**INSTRUCTIONS FOR THE TASK:** Search the data for the string "screenshot" and extract every line where it appears.

[Figure collection entries]

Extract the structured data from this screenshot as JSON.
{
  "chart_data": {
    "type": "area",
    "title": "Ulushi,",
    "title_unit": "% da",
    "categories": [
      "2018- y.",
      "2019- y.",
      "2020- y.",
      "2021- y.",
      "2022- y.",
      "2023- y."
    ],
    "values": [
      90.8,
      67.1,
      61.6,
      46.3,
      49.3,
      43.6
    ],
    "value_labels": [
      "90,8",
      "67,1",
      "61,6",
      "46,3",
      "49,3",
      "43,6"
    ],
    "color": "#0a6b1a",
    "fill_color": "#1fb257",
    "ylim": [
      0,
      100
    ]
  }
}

...

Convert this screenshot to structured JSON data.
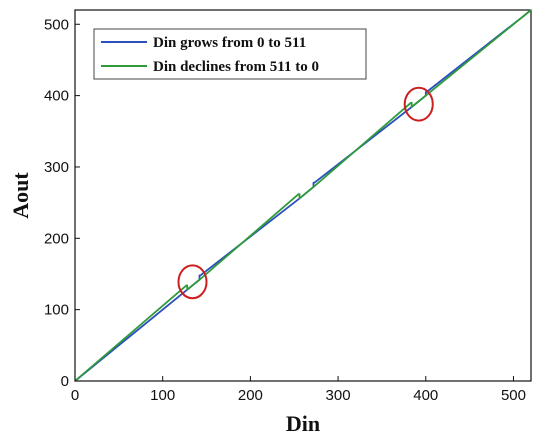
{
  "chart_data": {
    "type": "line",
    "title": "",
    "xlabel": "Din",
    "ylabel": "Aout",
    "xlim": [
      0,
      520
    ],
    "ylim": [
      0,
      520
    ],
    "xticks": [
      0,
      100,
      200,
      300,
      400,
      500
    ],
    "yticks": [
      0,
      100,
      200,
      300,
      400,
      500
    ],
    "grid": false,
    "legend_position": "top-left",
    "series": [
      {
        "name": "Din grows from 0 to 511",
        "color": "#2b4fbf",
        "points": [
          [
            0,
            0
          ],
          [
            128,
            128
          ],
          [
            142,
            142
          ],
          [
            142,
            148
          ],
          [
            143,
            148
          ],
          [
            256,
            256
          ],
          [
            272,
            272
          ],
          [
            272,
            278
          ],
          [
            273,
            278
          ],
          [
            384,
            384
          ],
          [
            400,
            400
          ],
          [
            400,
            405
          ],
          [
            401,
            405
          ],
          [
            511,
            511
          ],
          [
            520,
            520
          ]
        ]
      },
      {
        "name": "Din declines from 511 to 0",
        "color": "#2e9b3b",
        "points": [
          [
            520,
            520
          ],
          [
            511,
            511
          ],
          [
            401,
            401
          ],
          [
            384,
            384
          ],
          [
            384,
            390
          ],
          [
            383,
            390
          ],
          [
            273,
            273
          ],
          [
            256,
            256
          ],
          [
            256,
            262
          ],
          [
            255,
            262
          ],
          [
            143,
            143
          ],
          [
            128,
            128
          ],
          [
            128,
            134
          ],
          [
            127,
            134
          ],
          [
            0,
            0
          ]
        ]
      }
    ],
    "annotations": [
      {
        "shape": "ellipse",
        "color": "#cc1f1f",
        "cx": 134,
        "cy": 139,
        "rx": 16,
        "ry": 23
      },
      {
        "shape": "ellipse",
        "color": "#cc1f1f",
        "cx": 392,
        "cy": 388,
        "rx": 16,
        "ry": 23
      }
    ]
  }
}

**RESULT:**
Extract the structured data from this screenshot as JSON.
Convert this screenshot to structured JSON data.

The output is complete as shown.